Set problem: Extract the records below word for word and ignore the images.

Items:
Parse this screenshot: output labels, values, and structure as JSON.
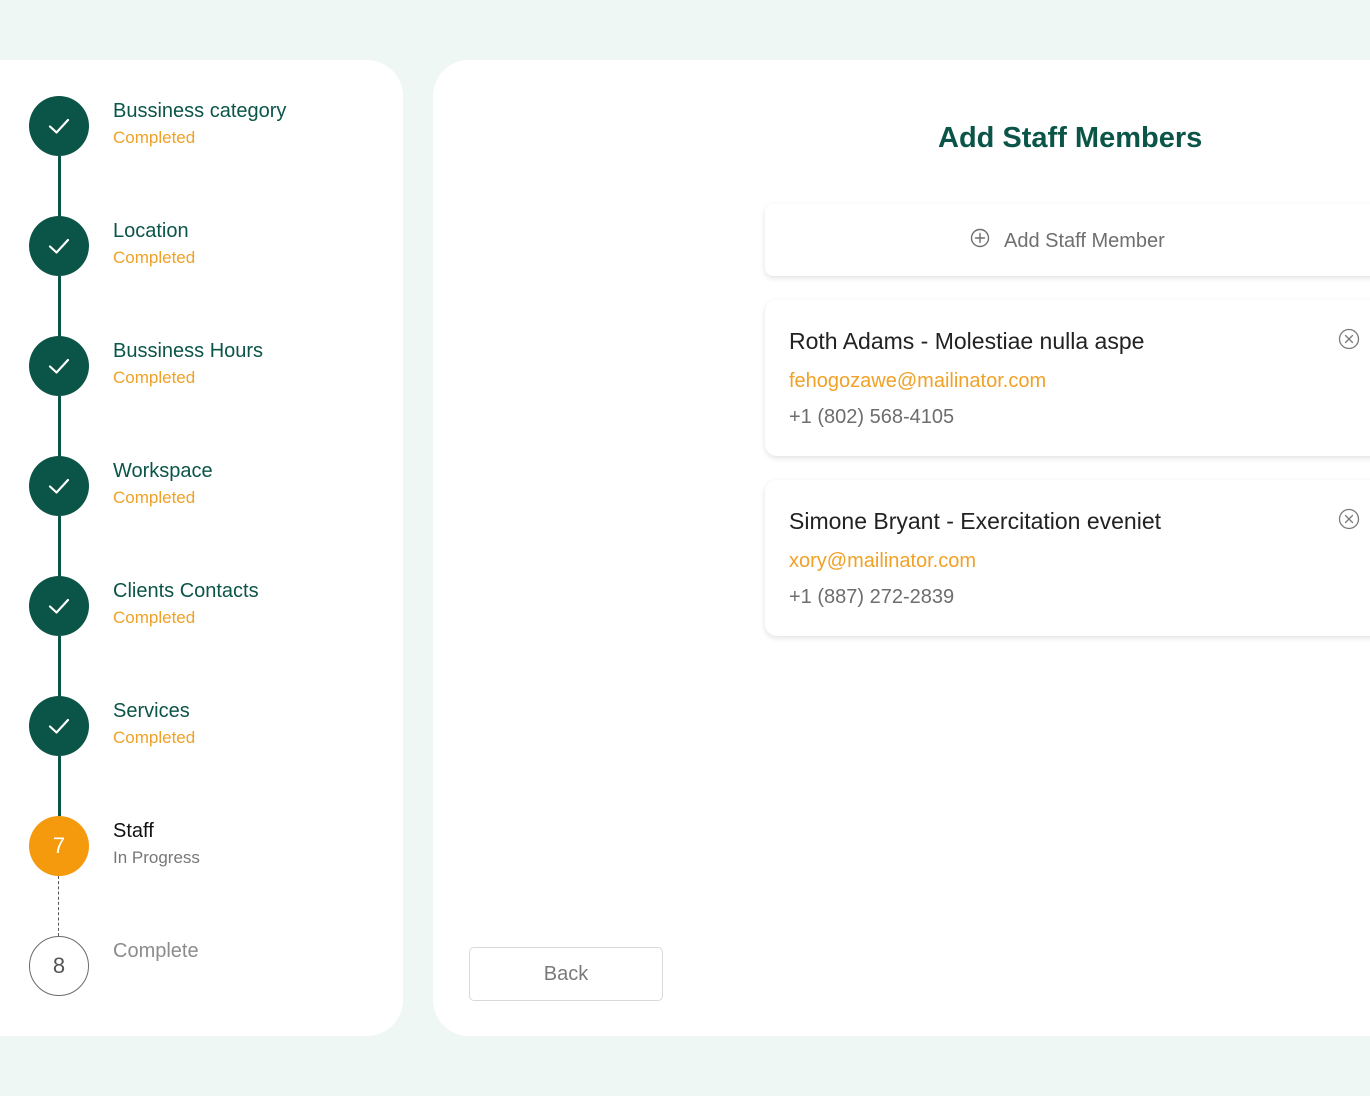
{
  "stepper": {
    "steps": [
      {
        "title": "Bussiness category",
        "status": "Completed"
      },
      {
        "title": "Location",
        "status": "Completed"
      },
      {
        "title": "Bussiness Hours",
        "status": "Completed"
      },
      {
        "title": "Workspace",
        "status": "Completed"
      },
      {
        "title": "Clients Contacts",
        "status": "Completed"
      },
      {
        "title": "Services",
        "status": "Completed"
      },
      {
        "number": "7",
        "title": "Staff",
        "status": "In Progress"
      },
      {
        "number": "8",
        "title": "Complete"
      }
    ]
  },
  "main": {
    "title": "Add Staff Members",
    "add_button_label": "Add Staff Member",
    "staff": [
      {
        "name": "Roth Adams - Molestiae nulla aspe",
        "email": "fehogozawe@mailinator.com",
        "phone": "+1 (802) 568-4105"
      },
      {
        "name": "Simone Bryant - Exercitation eveniet",
        "email": "xory@mailinator.com",
        "phone": "+1 (887) 272-2839"
      }
    ],
    "back_label": "Back"
  },
  "colors": {
    "primary": "#0b5448",
    "accent": "#f49a0c",
    "background": "#eff7f5"
  }
}
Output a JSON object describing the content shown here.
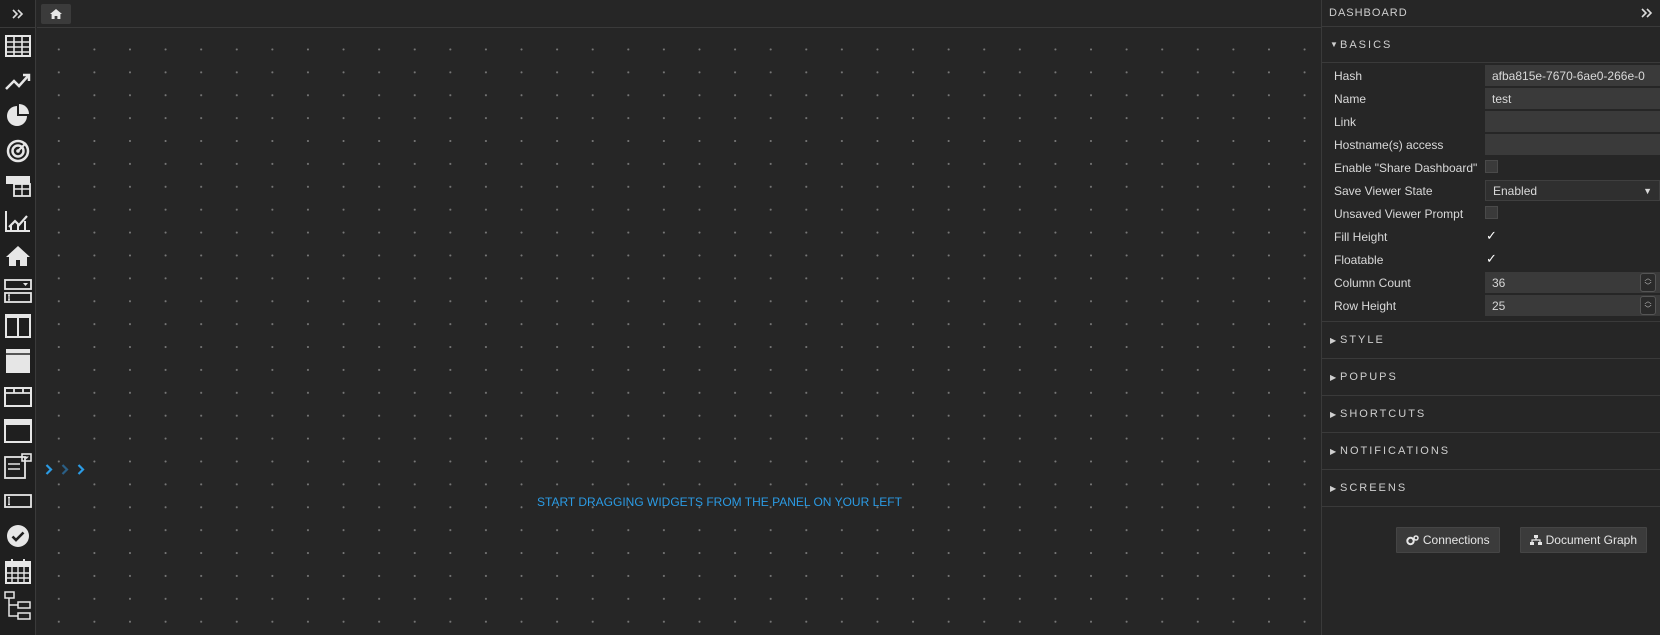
{
  "sidebar": {
    "widgets": [
      {
        "icon": "table-icon"
      },
      {
        "icon": "line-chart-icon"
      },
      {
        "icon": "pie-chart-icon"
      },
      {
        "icon": "gauge-icon"
      },
      {
        "icon": "pivot-table-icon"
      },
      {
        "icon": "combo-chart-icon"
      },
      {
        "icon": "home-icon"
      },
      {
        "icon": "form-widget-icon"
      },
      {
        "icon": "two-column-layout-icon"
      },
      {
        "icon": "row-layout-icon"
      },
      {
        "icon": "tabs-layout-icon"
      },
      {
        "icon": "window-icon"
      },
      {
        "icon": "dropdown-widget-icon"
      },
      {
        "icon": "text-input-icon"
      },
      {
        "icon": "checkmark-circle-icon"
      },
      {
        "icon": "calendar-icon"
      },
      {
        "icon": "tree-icon"
      }
    ]
  },
  "canvas": {
    "hint": "START DRAGGING WIDGETS FROM THE PANEL ON YOUR LEFT"
  },
  "panel": {
    "title": "DASHBOARD",
    "basics": {
      "title": "BASICS",
      "hash_label": "Hash",
      "hash_value": "afba815e-7670-6ae0-266e-0",
      "name_label": "Name",
      "name_value": "test",
      "link_label": "Link",
      "link_value": "",
      "hostname_label": "Hostname(s) access",
      "hostname_value": "",
      "share_label": "Enable \"Share Dashboard\"",
      "save_state_label": "Save Viewer State",
      "save_state_value": "Enabled",
      "unsaved_label": "Unsaved Viewer Prompt",
      "fill_height_label": "Fill Height",
      "floatable_label": "Floatable",
      "column_count_label": "Column Count",
      "column_count_value": "36",
      "row_height_label": "Row Height",
      "row_height_value": "25",
      "check_mark": "✓"
    },
    "sections": [
      "STYLE",
      "POPUPS",
      "SHORTCUTS",
      "NOTIFICATIONS",
      "SCREENS"
    ],
    "buttons": {
      "connections": "Connections",
      "document_graph": "Document Graph"
    }
  },
  "colors": {
    "accent": "#2b9be4",
    "background": "#272727",
    "panel_input": "#3a3a3a"
  }
}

Solution below:
Parse this screenshot: output labels, values, and structure as JSON.
{
  "stepper": {
    "steps": [
      {
        "title": "Bussiness category",
        "status": "Completed"
      },
      {
        "title": "Location",
        "status": "Completed"
      },
      {
        "title": "Bussiness Hours",
        "status": "Completed"
      },
      {
        "title": "Workspace",
        "status": "Completed"
      },
      {
        "title": "Clients Contacts",
        "status": "Completed"
      },
      {
        "title": "Services",
        "status": "Completed"
      },
      {
        "number": "7",
        "title": "Staff",
        "status": "In Progress"
      },
      {
        "number": "8",
        "title": "Complete"
      }
    ]
  },
  "main": {
    "title": "Add Staff Members",
    "add_button_label": "Add Staff Member",
    "staff": [
      {
        "name": "Roth Adams - Molestiae nulla aspe",
        "email": "fehogozawe@mailinator.com",
        "phone": "+1 (802) 568-4105"
      },
      {
        "name": "Simone Bryant - Exercitation eveniet",
        "email": "xory@mailinator.com",
        "phone": "+1 (887) 272-2839"
      }
    ],
    "back_label": "Back"
  },
  "colors": {
    "primary": "#0b5448",
    "accent": "#f49a0c",
    "background": "#eff7f5"
  }
}
Output a JSON object describing the content shown here.
{
  "sidebar": {
    "widgets": [
      {
        "icon": "table-icon"
      },
      {
        "icon": "line-chart-icon"
      },
      {
        "icon": "pie-chart-icon"
      },
      {
        "icon": "gauge-icon"
      },
      {
        "icon": "pivot-table-icon"
      },
      {
        "icon": "combo-chart-icon"
      },
      {
        "icon": "home-icon"
      },
      {
        "icon": "form-widget-icon"
      },
      {
        "icon": "two-column-layout-icon"
      },
      {
        "icon": "row-layout-icon"
      },
      {
        "icon": "tabs-layout-icon"
      },
      {
        "icon": "window-icon"
      },
      {
        "icon": "dropdown-widget-icon"
      },
      {
        "icon": "text-input-icon"
      },
      {
        "icon": "checkmark-circle-icon"
      },
      {
        "icon": "calendar-icon"
      },
      {
        "icon": "tree-icon"
      }
    ]
  },
  "canvas": {
    "hint": "START DRAGGING WIDGETS FROM THE PANEL ON YOUR LEFT"
  },
  "panel": {
    "title": "DASHBOARD",
    "basics": {
      "title": "BASICS",
      "hash_label": "Hash",
      "hash_value": "afba815e-7670-6ae0-266e-0",
      "name_label": "Name",
      "name_value": "test",
      "link_label": "Link",
      "link_value": "",
      "hostname_label": "Hostname(s) access",
      "hostname_value": "",
      "share_label": "Enable \"Share Dashboard\"",
      "save_state_label": "Save Viewer State",
      "save_state_value": "Enabled",
      "unsaved_label": "Unsaved Viewer Prompt",
      "fill_height_label": "Fill Height",
      "floatable_label": "Floatable",
      "column_count_label": "Column Count",
      "column_count_value": "36",
      "row_height_label": "Row Height",
      "row_height_value": "25",
      "check_mark": "✓"
    },
    "sections": [
      "STYLE",
      "POPUPS",
      "SHORTCUTS",
      "NOTIFICATIONS",
      "SCREENS"
    ],
    "buttons": {
      "connections": "Connections",
      "document_graph": "Document Graph"
    }
  },
  "colors": {
    "accent": "#2b9be4",
    "background": "#272727",
    "panel_input": "#3a3a3a"
  }
}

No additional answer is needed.